Records provided |
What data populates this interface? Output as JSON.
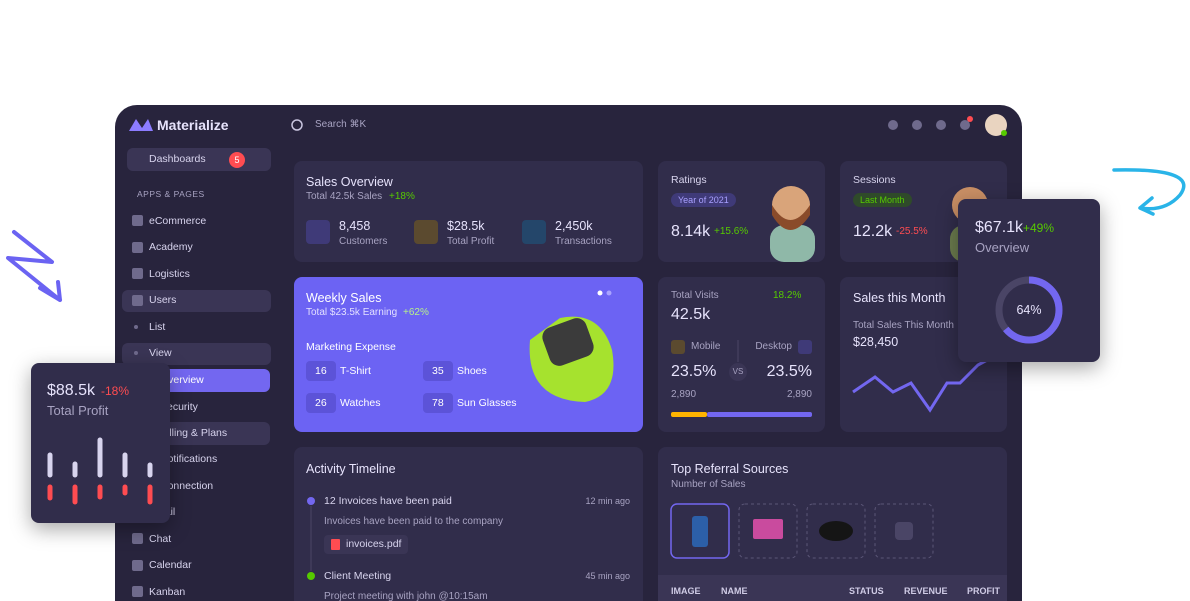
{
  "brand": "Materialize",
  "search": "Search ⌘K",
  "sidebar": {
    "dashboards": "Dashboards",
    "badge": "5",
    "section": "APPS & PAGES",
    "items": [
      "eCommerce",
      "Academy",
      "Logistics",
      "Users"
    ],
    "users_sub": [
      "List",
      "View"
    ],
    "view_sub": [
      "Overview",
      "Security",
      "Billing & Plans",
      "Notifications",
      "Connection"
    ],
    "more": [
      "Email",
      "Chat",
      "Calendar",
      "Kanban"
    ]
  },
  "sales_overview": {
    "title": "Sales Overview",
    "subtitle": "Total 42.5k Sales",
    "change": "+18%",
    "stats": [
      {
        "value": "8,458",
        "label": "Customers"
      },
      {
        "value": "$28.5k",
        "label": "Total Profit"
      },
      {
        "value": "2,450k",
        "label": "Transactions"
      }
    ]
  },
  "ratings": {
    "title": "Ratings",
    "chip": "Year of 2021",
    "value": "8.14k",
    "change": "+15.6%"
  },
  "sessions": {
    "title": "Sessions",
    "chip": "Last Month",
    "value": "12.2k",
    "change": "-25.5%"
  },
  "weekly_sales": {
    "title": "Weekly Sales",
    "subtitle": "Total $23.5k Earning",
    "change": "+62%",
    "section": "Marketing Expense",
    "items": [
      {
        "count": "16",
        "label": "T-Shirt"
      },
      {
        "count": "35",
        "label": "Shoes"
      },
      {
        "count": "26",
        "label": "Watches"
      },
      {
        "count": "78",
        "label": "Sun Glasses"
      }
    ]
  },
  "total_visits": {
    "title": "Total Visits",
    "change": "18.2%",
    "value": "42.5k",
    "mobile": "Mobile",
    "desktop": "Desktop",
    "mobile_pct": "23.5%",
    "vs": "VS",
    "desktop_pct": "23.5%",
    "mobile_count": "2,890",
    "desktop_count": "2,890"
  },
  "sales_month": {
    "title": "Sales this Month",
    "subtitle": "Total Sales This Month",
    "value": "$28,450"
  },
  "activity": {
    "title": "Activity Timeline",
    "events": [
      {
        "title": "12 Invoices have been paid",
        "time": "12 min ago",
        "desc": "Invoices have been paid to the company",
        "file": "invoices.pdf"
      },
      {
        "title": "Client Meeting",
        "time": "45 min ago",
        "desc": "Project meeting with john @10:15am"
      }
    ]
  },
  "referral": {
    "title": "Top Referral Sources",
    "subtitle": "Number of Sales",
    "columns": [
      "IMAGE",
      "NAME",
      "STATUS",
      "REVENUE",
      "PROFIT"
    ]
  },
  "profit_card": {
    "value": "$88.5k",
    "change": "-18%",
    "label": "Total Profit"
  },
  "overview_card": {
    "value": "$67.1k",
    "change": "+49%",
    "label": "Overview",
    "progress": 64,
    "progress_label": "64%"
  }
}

==

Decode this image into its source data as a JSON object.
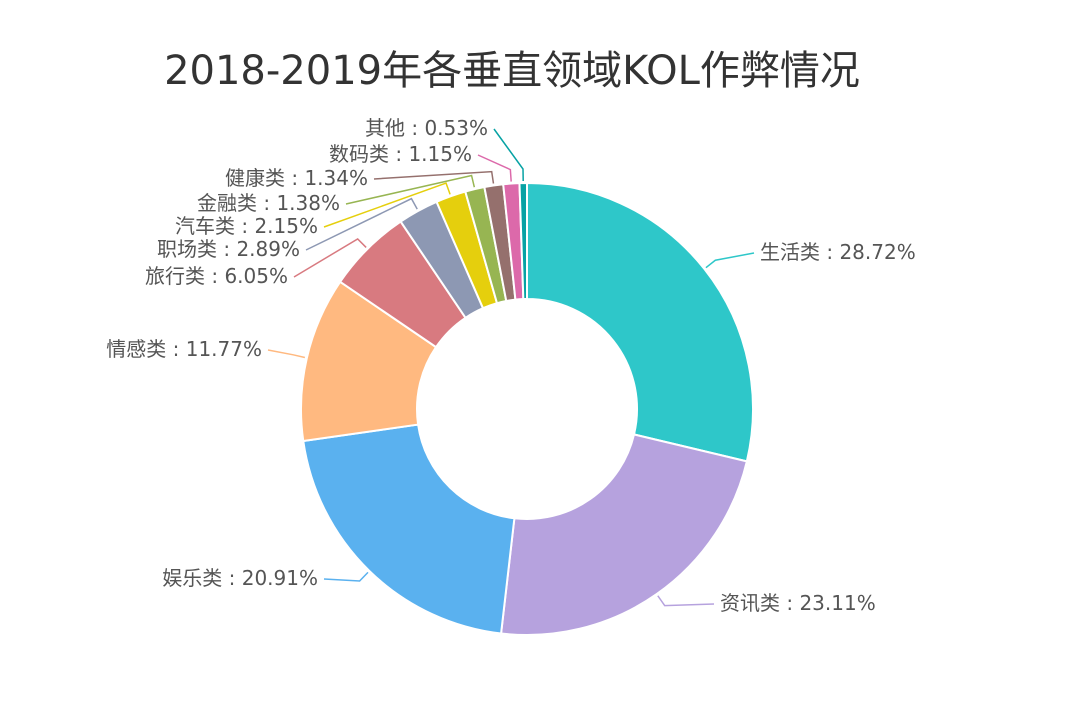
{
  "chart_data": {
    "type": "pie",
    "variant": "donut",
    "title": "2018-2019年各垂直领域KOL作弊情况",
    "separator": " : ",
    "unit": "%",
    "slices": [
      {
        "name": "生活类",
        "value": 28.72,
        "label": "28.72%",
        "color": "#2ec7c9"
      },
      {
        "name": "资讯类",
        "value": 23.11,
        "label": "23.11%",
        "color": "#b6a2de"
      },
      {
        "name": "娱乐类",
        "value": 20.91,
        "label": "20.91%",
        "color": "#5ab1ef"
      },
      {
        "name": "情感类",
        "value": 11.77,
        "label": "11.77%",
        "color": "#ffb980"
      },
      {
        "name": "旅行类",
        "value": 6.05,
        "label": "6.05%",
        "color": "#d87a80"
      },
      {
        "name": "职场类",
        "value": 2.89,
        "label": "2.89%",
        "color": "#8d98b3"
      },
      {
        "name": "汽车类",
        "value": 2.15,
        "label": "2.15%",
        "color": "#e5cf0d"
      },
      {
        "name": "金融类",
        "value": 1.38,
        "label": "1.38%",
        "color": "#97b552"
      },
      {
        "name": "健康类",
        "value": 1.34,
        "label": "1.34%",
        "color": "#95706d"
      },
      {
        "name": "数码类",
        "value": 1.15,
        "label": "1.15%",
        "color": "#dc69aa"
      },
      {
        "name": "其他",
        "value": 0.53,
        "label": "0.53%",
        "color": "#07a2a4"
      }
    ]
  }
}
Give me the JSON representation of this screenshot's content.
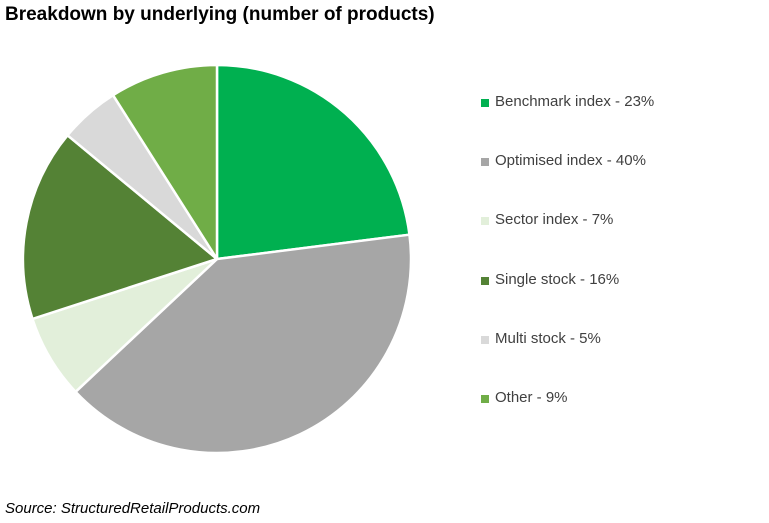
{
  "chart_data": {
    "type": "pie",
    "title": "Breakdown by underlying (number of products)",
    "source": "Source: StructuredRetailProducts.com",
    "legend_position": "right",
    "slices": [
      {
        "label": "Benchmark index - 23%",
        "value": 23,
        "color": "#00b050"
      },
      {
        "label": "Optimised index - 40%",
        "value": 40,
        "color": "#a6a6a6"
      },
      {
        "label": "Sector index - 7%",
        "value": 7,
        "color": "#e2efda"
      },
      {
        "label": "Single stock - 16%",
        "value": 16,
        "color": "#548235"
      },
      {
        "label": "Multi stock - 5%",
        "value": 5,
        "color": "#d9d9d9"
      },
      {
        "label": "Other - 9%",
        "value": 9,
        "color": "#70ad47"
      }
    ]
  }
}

Exercise brief | Check each line above for the string "paid" and show the ones that have it.

Reply |
        "title": "12 Invoices have been paid",
        "desc": "Invoices have been paid to the company",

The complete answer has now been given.